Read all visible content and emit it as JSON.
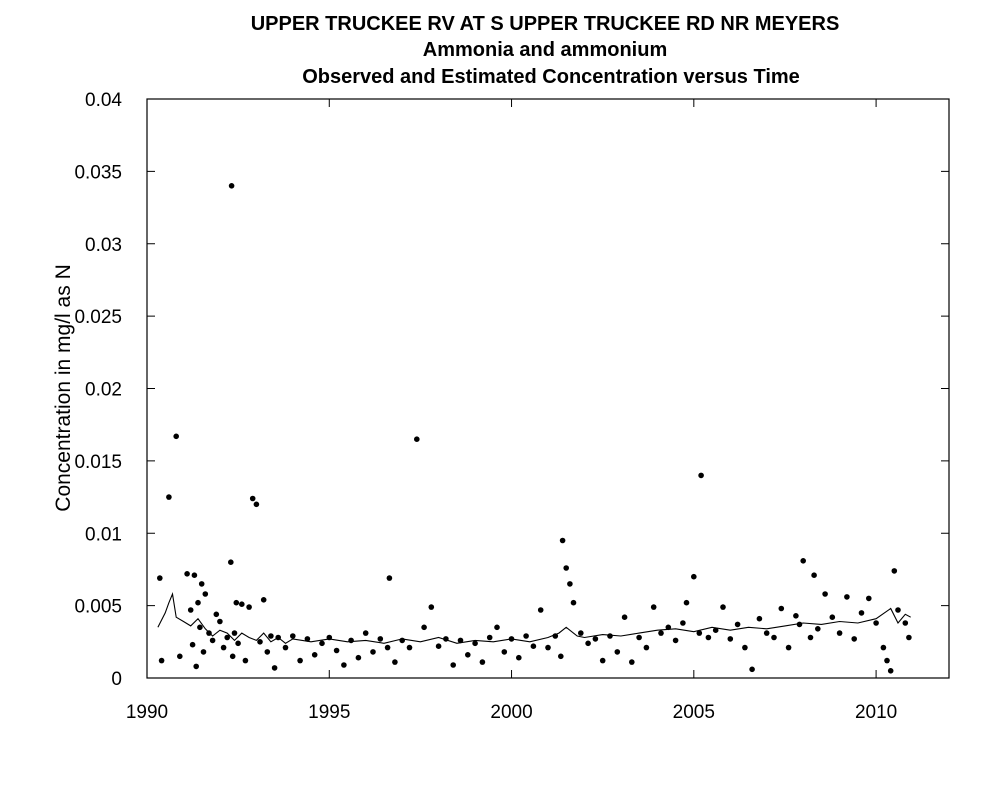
{
  "chart_data": {
    "type": "scatter",
    "title": [
      "UPPER TRUCKEE RV AT S UPPER TRUCKEE RD NR MEYERS",
      "Ammonia and ammonium",
      "Observed and Estimated Concentration versus Time"
    ],
    "xlabel": "",
    "ylabel": "Concentration in mg/l as N",
    "xlim": [
      1990,
      2012
    ],
    "ylim": [
      0,
      0.04
    ],
    "xticks": [
      1990,
      1995,
      2000,
      2005,
      2010
    ],
    "xtick_labels": [
      "1990",
      "1995",
      "2000",
      "2005",
      "2010"
    ],
    "yticks": [
      0,
      0.005,
      0.01,
      0.015,
      0.02,
      0.025,
      0.03,
      0.035,
      0.04
    ],
    "ytick_labels": [
      "0",
      "0.005",
      "0.01",
      "0.015",
      "0.02",
      "0.025",
      "0.03",
      "0.035",
      "0.04"
    ],
    "grid": false,
    "legend": "none",
    "series": [
      {
        "kind": "points",
        "color": "#000000",
        "x": [
          1990.35,
          1990.4,
          1990.6,
          1990.8,
          1990.9,
          1991.1,
          1991.2,
          1991.25,
          1991.3,
          1991.35,
          1991.4,
          1991.45,
          1991.5,
          1991.55,
          1991.6,
          1991.7,
          1991.8,
          1991.9,
          1992.0,
          1992.1,
          1992.2,
          1992.3,
          1992.32,
          1992.35,
          1992.4,
          1992.45,
          1992.5,
          1992.6,
          1992.7,
          1992.8,
          1992.9,
          1993.0,
          1993.1,
          1993.2,
          1993.3,
          1993.4,
          1993.5,
          1993.6,
          1993.8,
          1994.0,
          1994.2,
          1994.4,
          1994.6,
          1994.8,
          1995.0,
          1995.2,
          1995.4,
          1995.6,
          1995.8,
          1996.0,
          1996.2,
          1996.4,
          1996.6,
          1996.65,
          1996.8,
          1997.0,
          1997.2,
          1997.4,
          1997.6,
          1997.8,
          1998.0,
          1998.2,
          1998.4,
          1998.6,
          1998.8,
          1999.0,
          1999.2,
          1999.4,
          1999.6,
          1999.8,
          2000.0,
          2000.2,
          2000.4,
          2000.6,
          2000.8,
          2001.0,
          2001.2,
          2001.35,
          2001.4,
          2001.5,
          2001.6,
          2001.7,
          2001.9,
          2002.1,
          2002.3,
          2002.5,
          2002.7,
          2002.9,
          2003.1,
          2003.3,
          2003.5,
          2003.7,
          2003.9,
          2004.1,
          2004.3,
          2004.5,
          2004.7,
          2004.8,
          2005.0,
          2005.15,
          2005.2,
          2005.4,
          2005.6,
          2005.8,
          2006.0,
          2006.2,
          2006.4,
          2006.6,
          2006.8,
          2007.0,
          2007.2,
          2007.4,
          2007.6,
          2007.8,
          2007.9,
          2008.0,
          2008.2,
          2008.3,
          2008.4,
          2008.6,
          2008.8,
          2009.0,
          2009.2,
          2009.4,
          2009.6,
          2009.8,
          2010.0,
          2010.2,
          2010.3,
          2010.4,
          2010.5,
          2010.6,
          2010.8,
          2010.9
        ],
        "y": [
          0.0069,
          0.0012,
          0.0125,
          0.0167,
          0.0015,
          0.0072,
          0.0047,
          0.0023,
          0.0071,
          0.0008,
          0.0052,
          0.0035,
          0.0065,
          0.0018,
          0.0058,
          0.0031,
          0.0026,
          0.0044,
          0.0039,
          0.0021,
          0.0028,
          0.008,
          0.034,
          0.0015,
          0.0031,
          0.0052,
          0.0024,
          0.0051,
          0.0012,
          0.0049,
          0.0124,
          0.012,
          0.0025,
          0.0054,
          0.0018,
          0.0029,
          0.0007,
          0.0028,
          0.0021,
          0.0029,
          0.0012,
          0.0027,
          0.0016,
          0.0024,
          0.0028,
          0.0019,
          0.0009,
          0.0026,
          0.0014,
          0.0031,
          0.0018,
          0.0027,
          0.0021,
          0.0069,
          0.0011,
          0.0026,
          0.0021,
          0.0165,
          0.0035,
          0.0049,
          0.0022,
          0.0027,
          0.0009,
          0.0026,
          0.0016,
          0.0024,
          0.0011,
          0.0028,
          0.0035,
          0.0018,
          0.0027,
          0.0014,
          0.0029,
          0.0022,
          0.0047,
          0.0021,
          0.0029,
          0.0015,
          0.0095,
          0.0076,
          0.0065,
          0.0052,
          0.0031,
          0.0024,
          0.0027,
          0.0012,
          0.0029,
          0.0018,
          0.0042,
          0.0011,
          0.0028,
          0.0021,
          0.0049,
          0.0031,
          0.0035,
          0.0026,
          0.0038,
          0.0052,
          0.007,
          0.0031,
          0.014,
          0.0028,
          0.0033,
          0.0049,
          0.0027,
          0.0037,
          0.0021,
          0.0006,
          0.0041,
          0.0031,
          0.0028,
          0.0048,
          0.0021,
          0.0043,
          0.0037,
          0.0081,
          0.0028,
          0.0071,
          0.0034,
          0.0058,
          0.0042,
          0.0031,
          0.0056,
          0.0027,
          0.0045,
          0.0055,
          0.0038,
          0.0021,
          0.0012,
          0.0005,
          0.0074,
          0.0047,
          0.0038,
          0.0028
        ]
      },
      {
        "kind": "line",
        "color": "#000000",
        "x": [
          1990.3,
          1990.5,
          1990.6,
          1990.7,
          1990.8,
          1991.0,
          1991.2,
          1991.4,
          1991.6,
          1991.8,
          1992.0,
          1992.2,
          1992.4,
          1992.6,
          1992.8,
          1993.0,
          1993.2,
          1993.4,
          1993.6,
          1993.8,
          1994.0,
          1994.5,
          1995.0,
          1995.5,
          1996.0,
          1996.5,
          1997.0,
          1997.5,
          1998.0,
          1998.5,
          1999.0,
          1999.5,
          2000.0,
          2000.5,
          2001.0,
          2001.3,
          2001.5,
          2001.8,
          2002.0,
          2002.5,
          2003.0,
          2003.5,
          2004.0,
          2004.5,
          2005.0,
          2005.5,
          2006.0,
          2006.5,
          2007.0,
          2007.5,
          2008.0,
          2008.5,
          2009.0,
          2009.5,
          2010.0,
          2010.4,
          2010.6,
          2010.8,
          2010.95
        ],
        "y": [
          0.0035,
          0.0045,
          0.0052,
          0.0058,
          0.0042,
          0.0039,
          0.0036,
          0.0041,
          0.0034,
          0.0029,
          0.0033,
          0.0031,
          0.0026,
          0.0031,
          0.0028,
          0.0026,
          0.0031,
          0.0025,
          0.0028,
          0.0024,
          0.0027,
          0.0025,
          0.0027,
          0.0025,
          0.0026,
          0.0024,
          0.0027,
          0.0025,
          0.0028,
          0.0024,
          0.0026,
          0.0025,
          0.0027,
          0.0025,
          0.0028,
          0.0031,
          0.0035,
          0.0029,
          0.0028,
          0.003,
          0.0029,
          0.0031,
          0.0033,
          0.0034,
          0.0032,
          0.0035,
          0.0033,
          0.0035,
          0.0034,
          0.0036,
          0.0038,
          0.0037,
          0.0039,
          0.0038,
          0.0041,
          0.0048,
          0.0038,
          0.0044,
          0.0042
        ]
      }
    ]
  }
}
══════
_Aim of the exercise_:
Repeat all of the records verbatim, leaving out the pictures.

_Solution to this exercise_:
Read all visible content and emit it as JSON.
{
  "chart_data": {
    "type": "scatter",
    "title": [
      "UPPER TRUCKEE RV AT S UPPER TRUCKEE RD NR MEYERS",
      "Ammonia and ammonium",
      "Observed and Estimated Concentration versus Time"
    ],
    "xlabel": "",
    "ylabel": "Concentration in mg/l as N",
    "xlim": [
      1990,
      2012
    ],
    "ylim": [
      0,
      0.04
    ],
    "xticks": [
      1990,
      1995,
      2000,
      2005,
      2010
    ],
    "xtick_labels": [
      "1990",
      "1995",
      "2000",
      "2005",
      "2010"
    ],
    "yticks": [
      0,
      0.005,
      0.01,
      0.015,
      0.02,
      0.025,
      0.03,
      0.035,
      0.04
    ],
    "ytick_labels": [
      "0",
      "0.005",
      "0.01",
      "0.015",
      "0.02",
      "0.025",
      "0.03",
      "0.035",
      "0.04"
    ],
    "grid": false,
    "legend": "none",
    "series": [
      {
        "kind": "points",
        "color": "#000000",
        "x": [
          1990.35,
          1990.4,
          1990.6,
          1990.8,
          1990.9,
          1991.1,
          1991.2,
          1991.25,
          1991.3,
          1991.35,
          1991.4,
          1991.45,
          1991.5,
          1991.55,
          1991.6,
          1991.7,
          1991.8,
          1991.9,
          1992.0,
          1992.1,
          1992.2,
          1992.3,
          1992.32,
          1992.35,
          1992.4,
          1992.45,
          1992.5,
          1992.6,
          1992.7,
          1992.8,
          1992.9,
          1993.0,
          1993.1,
          1993.2,
          1993.3,
          1993.4,
          1993.5,
          1993.6,
          1993.8,
          1994.0,
          1994.2,
          1994.4,
          1994.6,
          1994.8,
          1995.0,
          1995.2,
          1995.4,
          1995.6,
          1995.8,
          1996.0,
          1996.2,
          1996.4,
          1996.6,
          1996.65,
          1996.8,
          1997.0,
          1997.2,
          1997.4,
          1997.6,
          1997.8,
          1998.0,
          1998.2,
          1998.4,
          1998.6,
          1998.8,
          1999.0,
          1999.2,
          1999.4,
          1999.6,
          1999.8,
          2000.0,
          2000.2,
          2000.4,
          2000.6,
          2000.8,
          2001.0,
          2001.2,
          2001.35,
          2001.4,
          2001.5,
          2001.6,
          2001.7,
          2001.9,
          2002.1,
          2002.3,
          2002.5,
          2002.7,
          2002.9,
          2003.1,
          2003.3,
          2003.5,
          2003.7,
          2003.9,
          2004.1,
          2004.3,
          2004.5,
          2004.7,
          2004.8,
          2005.0,
          2005.15,
          2005.2,
          2005.4,
          2005.6,
          2005.8,
          2006.0,
          2006.2,
          2006.4,
          2006.6,
          2006.8,
          2007.0,
          2007.2,
          2007.4,
          2007.6,
          2007.8,
          2007.9,
          2008.0,
          2008.2,
          2008.3,
          2008.4,
          2008.6,
          2008.8,
          2009.0,
          2009.2,
          2009.4,
          2009.6,
          2009.8,
          2010.0,
          2010.2,
          2010.3,
          2010.4,
          2010.5,
          2010.6,
          2010.8,
          2010.9
        ],
        "y": [
          0.0069,
          0.0012,
          0.0125,
          0.0167,
          0.0015,
          0.0072,
          0.0047,
          0.0023,
          0.0071,
          0.0008,
          0.0052,
          0.0035,
          0.0065,
          0.0018,
          0.0058,
          0.0031,
          0.0026,
          0.0044,
          0.0039,
          0.0021,
          0.0028,
          0.008,
          0.034,
          0.0015,
          0.0031,
          0.0052,
          0.0024,
          0.0051,
          0.0012,
          0.0049,
          0.0124,
          0.012,
          0.0025,
          0.0054,
          0.0018,
          0.0029,
          0.0007,
          0.0028,
          0.0021,
          0.0029,
          0.0012,
          0.0027,
          0.0016,
          0.0024,
          0.0028,
          0.0019,
          0.0009,
          0.0026,
          0.0014,
          0.0031,
          0.0018,
          0.0027,
          0.0021,
          0.0069,
          0.0011,
          0.0026,
          0.0021,
          0.0165,
          0.0035,
          0.0049,
          0.0022,
          0.0027,
          0.0009,
          0.0026,
          0.0016,
          0.0024,
          0.0011,
          0.0028,
          0.0035,
          0.0018,
          0.0027,
          0.0014,
          0.0029,
          0.0022,
          0.0047,
          0.0021,
          0.0029,
          0.0015,
          0.0095,
          0.0076,
          0.0065,
          0.0052,
          0.0031,
          0.0024,
          0.0027,
          0.0012,
          0.0029,
          0.0018,
          0.0042,
          0.0011,
          0.0028,
          0.0021,
          0.0049,
          0.0031,
          0.0035,
          0.0026,
          0.0038,
          0.0052,
          0.007,
          0.0031,
          0.014,
          0.0028,
          0.0033,
          0.0049,
          0.0027,
          0.0037,
          0.0021,
          0.0006,
          0.0041,
          0.0031,
          0.0028,
          0.0048,
          0.0021,
          0.0043,
          0.0037,
          0.0081,
          0.0028,
          0.0071,
          0.0034,
          0.0058,
          0.0042,
          0.0031,
          0.0056,
          0.0027,
          0.0045,
          0.0055,
          0.0038,
          0.0021,
          0.0012,
          0.0005,
          0.0074,
          0.0047,
          0.0038,
          0.0028
        ]
      },
      {
        "kind": "line",
        "color": "#000000",
        "x": [
          1990.3,
          1990.5,
          1990.6,
          1990.7,
          1990.8,
          1991.0,
          1991.2,
          1991.4,
          1991.6,
          1991.8,
          1992.0,
          1992.2,
          1992.4,
          1992.6,
          1992.8,
          1993.0,
          1993.2,
          1993.4,
          1993.6,
          1993.8,
          1994.0,
          1994.5,
          1995.0,
          1995.5,
          1996.0,
          1996.5,
          1997.0,
          1997.5,
          1998.0,
          1998.5,
          1999.0,
          1999.5,
          2000.0,
          2000.5,
          2001.0,
          2001.3,
          2001.5,
          2001.8,
          2002.0,
          2002.5,
          2003.0,
          2003.5,
          2004.0,
          2004.5,
          2005.0,
          2005.5,
          2006.0,
          2006.5,
          2007.0,
          2007.5,
          2008.0,
          2008.5,
          2009.0,
          2009.5,
          2010.0,
          2010.4,
          2010.6,
          2010.8,
          2010.95
        ],
        "y": [
          0.0035,
          0.0045,
          0.0052,
          0.0058,
          0.0042,
          0.0039,
          0.0036,
          0.0041,
          0.0034,
          0.0029,
          0.0033,
          0.0031,
          0.0026,
          0.0031,
          0.0028,
          0.0026,
          0.0031,
          0.0025,
          0.0028,
          0.0024,
          0.0027,
          0.0025,
          0.0027,
          0.0025,
          0.0026,
          0.0024,
          0.0027,
          0.0025,
          0.0028,
          0.0024,
          0.0026,
          0.0025,
          0.0027,
          0.0025,
          0.0028,
          0.0031,
          0.0035,
          0.0029,
          0.0028,
          0.003,
          0.0029,
          0.0031,
          0.0033,
          0.0034,
          0.0032,
          0.0035,
          0.0033,
          0.0035,
          0.0034,
          0.0036,
          0.0038,
          0.0037,
          0.0039,
          0.0038,
          0.0041,
          0.0048,
          0.0038,
          0.0044,
          0.0042
        ]
      }
    ]
  }
}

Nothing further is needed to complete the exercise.